• [WRITTEN TASK]:
Reproduce the passage on imperial guards from "Because the head" up to and including "the Muslim sultan).", substituting "troops" for "soldiers".

• [DOCUMENT]:
start
An imperial guard or palace guard is a special group of troops (or a member thereof) of an empire, typically closely associated directly with the Emperor or Empress. Usually these troops embody a more elite status than other imperial forces, including the regular armed forces, and maintain special rights, privileges and traditions.

Because the head of state often wishes to be protected by the best soldiers available, their numbers and organisation may be expanded to carry out additional tasks. Napoleon's Imperial Guard is an example of this. 

In heterogeneous polities reliant on a greater degree of coercion to maintain central authority the political reliability and loyalty of the guard is the most important factor in their recruitment. In such cases the ranks of the guard may be filled with on the one hand royal kinsman and clansman with a stake in the survival of the ruling family, and on the other with members socially and culturally divorced from the general population and therefore reliant on imperial patronage for their survival, for example the Varangian Guards (recruiting solely foreigners), and the Janissaries (Christian children taken as slaves from childhood, to serve the Muslim sultan).

In the post-colonial period, the term has been used colloquially and derisively to describe the staff of a person, usually a politician or corporate executive officer, that acts to prevent direct communication with the person.

List of imperial guards

Africa 
 Mehal Sefari and Kebur Zabagna of the Ethiopian Empire

Americas 
 Imperial Guard of the Archers, Brazilian Imperial bodyguards during the Empire of Brazil

Asia 
 Chinese
 The 8000 Terracotta Warriors protecting the Emperor of China in the afterlife. 
 The Northern Army of the Han Dynasty was the standing professional army branch of the Han Empire, garrisoned around the capital. Several units from this army would be given the honor of guarding the emperor in the capitol.
end
• [PROVIDED DATA]:
start
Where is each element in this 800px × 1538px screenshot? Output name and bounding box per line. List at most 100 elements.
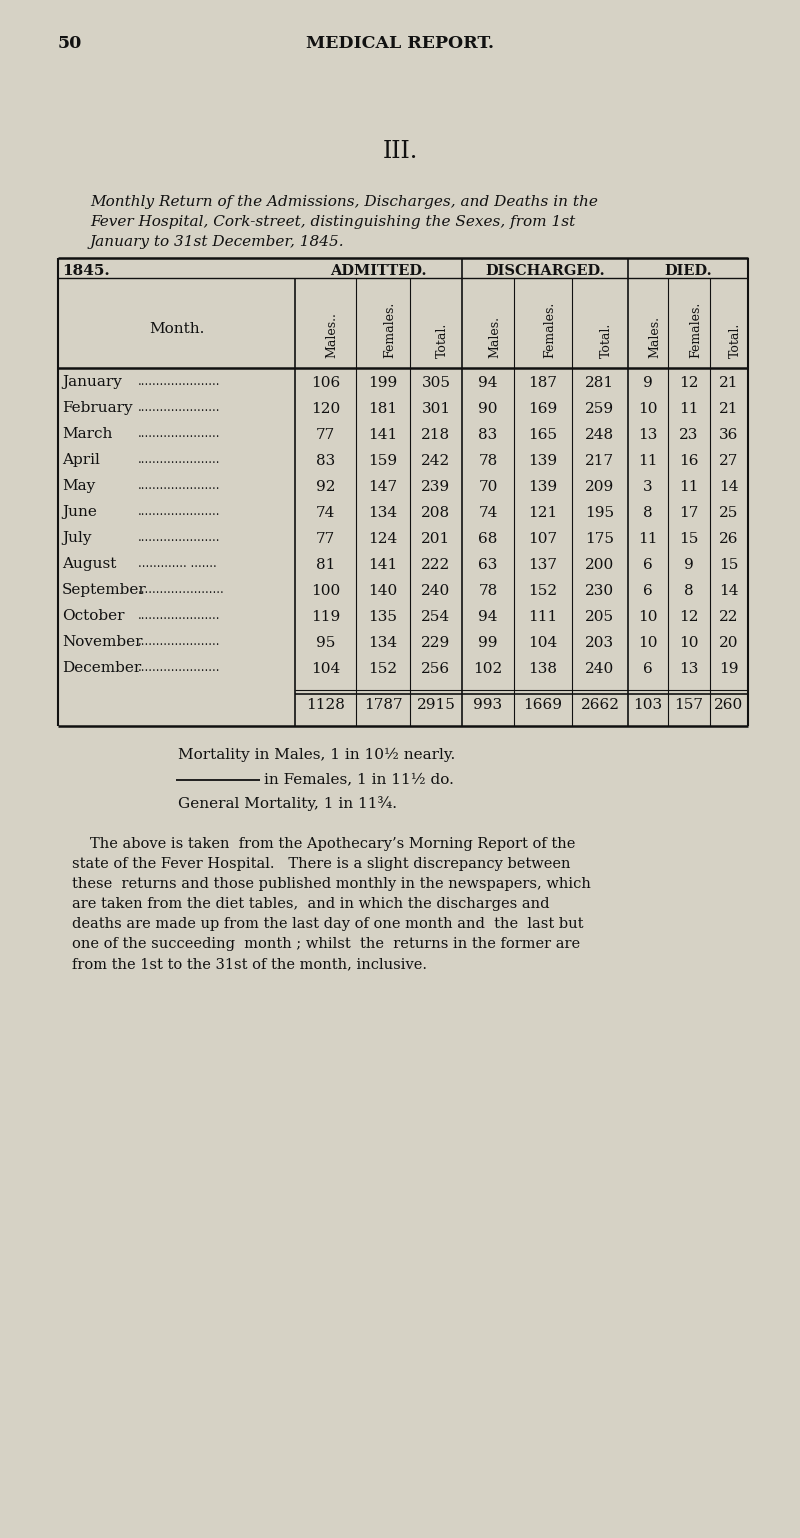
Text: 242: 242 bbox=[422, 454, 450, 468]
Text: 10: 10 bbox=[638, 611, 658, 624]
Text: 993: 993 bbox=[474, 698, 502, 712]
Text: 159: 159 bbox=[369, 454, 398, 468]
Text: 119: 119 bbox=[311, 611, 340, 624]
Text: one of the succeeding  month ; whilst  the  returns in the former are: one of the succeeding month ; whilst the… bbox=[72, 937, 580, 950]
Text: 124: 124 bbox=[368, 532, 398, 546]
Text: 254: 254 bbox=[422, 611, 450, 624]
Text: 12: 12 bbox=[679, 611, 698, 624]
Text: 6: 6 bbox=[643, 584, 653, 598]
Text: ......................: ...................... bbox=[138, 531, 221, 544]
Text: 140: 140 bbox=[368, 584, 398, 598]
Text: The above is taken  from the Apothecary’s Morning Report of the: The above is taken from the Apothecary’s… bbox=[90, 837, 575, 851]
Text: 90: 90 bbox=[478, 401, 498, 415]
Text: 201: 201 bbox=[422, 532, 450, 546]
Text: 139: 139 bbox=[529, 480, 558, 494]
Text: Month.: Month. bbox=[149, 321, 204, 335]
Text: 240: 240 bbox=[422, 584, 450, 598]
Text: Males..: Males.. bbox=[326, 312, 338, 358]
Text: 19: 19 bbox=[719, 661, 738, 677]
Text: 26: 26 bbox=[719, 532, 738, 546]
Text: 3: 3 bbox=[643, 480, 653, 494]
Text: 240: 240 bbox=[586, 661, 614, 677]
Text: 77: 77 bbox=[316, 428, 335, 441]
Text: 10: 10 bbox=[638, 637, 658, 651]
Text: III.: III. bbox=[382, 140, 418, 163]
Text: 106: 106 bbox=[311, 375, 340, 391]
Text: 11: 11 bbox=[679, 401, 698, 415]
Text: 203: 203 bbox=[586, 637, 614, 651]
Text: 92: 92 bbox=[316, 480, 335, 494]
Text: 74: 74 bbox=[478, 506, 498, 520]
Text: 104: 104 bbox=[311, 661, 340, 677]
Text: 17: 17 bbox=[679, 506, 698, 520]
Text: 10: 10 bbox=[679, 637, 698, 651]
Text: 134: 134 bbox=[369, 637, 398, 651]
Text: 21: 21 bbox=[719, 375, 738, 391]
Text: 135: 135 bbox=[369, 611, 398, 624]
Text: 16: 16 bbox=[679, 454, 698, 468]
Text: May: May bbox=[62, 478, 95, 494]
Text: Females.: Females. bbox=[689, 301, 702, 358]
Text: 11: 11 bbox=[638, 454, 658, 468]
Text: 152: 152 bbox=[529, 584, 558, 598]
Text: 141: 141 bbox=[368, 428, 398, 441]
Text: Fever Hospital, Cork-street, distinguishing the Sexes, from 1st: Fever Hospital, Cork-street, distinguish… bbox=[90, 215, 575, 229]
Text: 229: 229 bbox=[422, 637, 450, 651]
Text: 120: 120 bbox=[311, 401, 340, 415]
Text: 95: 95 bbox=[316, 637, 335, 651]
Text: General Mortality, 1 in 11¾.: General Mortality, 1 in 11¾. bbox=[178, 797, 397, 811]
Text: 165: 165 bbox=[529, 428, 558, 441]
Text: MEDICAL REPORT.: MEDICAL REPORT. bbox=[306, 35, 494, 52]
Text: 9: 9 bbox=[643, 375, 653, 391]
Text: 205: 205 bbox=[586, 611, 614, 624]
Text: ......................: ...................... bbox=[138, 454, 221, 466]
Text: 134: 134 bbox=[369, 506, 398, 520]
Text: June: June bbox=[62, 504, 97, 518]
Text: 218: 218 bbox=[422, 428, 450, 441]
Text: 22: 22 bbox=[719, 611, 738, 624]
Text: 21: 21 bbox=[719, 401, 738, 415]
Text: these  returns and those published monthly in the newspapers, which: these returns and those published monthl… bbox=[72, 877, 591, 891]
Text: state of the Fever Hospital.   There is a slight discrepancy between: state of the Fever Hospital. There is a … bbox=[72, 857, 570, 871]
Text: April: April bbox=[62, 454, 100, 468]
Text: in Females, 1 in 11½ do.: in Females, 1 in 11½ do. bbox=[264, 772, 454, 786]
Text: 138: 138 bbox=[529, 661, 558, 677]
Text: 25: 25 bbox=[719, 506, 738, 520]
Text: 11: 11 bbox=[679, 480, 698, 494]
Text: 14: 14 bbox=[719, 584, 738, 598]
Text: July: July bbox=[62, 531, 91, 544]
Text: 209: 209 bbox=[586, 480, 614, 494]
Text: 175: 175 bbox=[586, 532, 614, 546]
Text: ......................: ...................... bbox=[138, 661, 221, 674]
Text: 195: 195 bbox=[586, 506, 614, 520]
Text: ............. .......: ............. ....... bbox=[138, 557, 217, 571]
Text: ......................: ...................... bbox=[138, 478, 221, 492]
Text: DIED.: DIED. bbox=[664, 265, 712, 278]
Text: 217: 217 bbox=[586, 454, 614, 468]
Text: 301: 301 bbox=[422, 401, 450, 415]
Text: 70: 70 bbox=[478, 480, 498, 494]
Text: Monthly Return of the Admissions, Discharges, and Deaths in the: Monthly Return of the Admissions, Discha… bbox=[90, 195, 598, 209]
Text: 15: 15 bbox=[679, 532, 698, 546]
Text: 200: 200 bbox=[586, 558, 614, 572]
Text: 94: 94 bbox=[478, 611, 498, 624]
Text: August: August bbox=[62, 557, 116, 571]
Text: 8: 8 bbox=[684, 584, 694, 598]
Text: 2662: 2662 bbox=[581, 698, 619, 712]
Text: 14: 14 bbox=[719, 480, 738, 494]
Text: Total.: Total. bbox=[729, 323, 742, 358]
Text: Mortality in Males, 1 in 10½ nearly.: Mortality in Males, 1 in 10½ nearly. bbox=[178, 747, 455, 763]
Text: December: December bbox=[62, 661, 142, 675]
Text: 187: 187 bbox=[529, 375, 558, 391]
Text: 199: 199 bbox=[368, 375, 398, 391]
Text: 305: 305 bbox=[422, 375, 450, 391]
Text: 6: 6 bbox=[643, 558, 653, 572]
Text: 139: 139 bbox=[529, 454, 558, 468]
Text: 83: 83 bbox=[478, 428, 498, 441]
Text: 169: 169 bbox=[528, 401, 558, 415]
Text: 50: 50 bbox=[58, 35, 82, 52]
Text: 107: 107 bbox=[529, 532, 558, 546]
Text: ADMITTED.: ADMITTED. bbox=[330, 265, 426, 278]
Text: from the 1st to the 31st of the month, inclusive.: from the 1st to the 31st of the month, i… bbox=[72, 957, 427, 970]
Text: 1787: 1787 bbox=[364, 698, 402, 712]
end
• [EXERCISE OUTPUT]:
Because the head of state often wishes to be protected by the best troops available, their numbers and organisation may be expanded to carry out additional tasks. Napoleon's Imperial Guard is an example of this. 

In heterogeneous polities reliant on a greater degree of coercion to maintain central authority the political reliability and loyalty of the guard is the most important factor in their recruitment. In such cases the ranks of the guard may be filled with on the one hand royal kinsman and clansman with a stake in the survival of the ruling family, and on the other with members socially and culturally divorced from the general population and therefore reliant on imperial patronage for their survival, for example the Varangian Guards (recruiting solely foreigners), and the Janissaries (Christian children taken as slaves from childhood, to serve the Muslim sultan).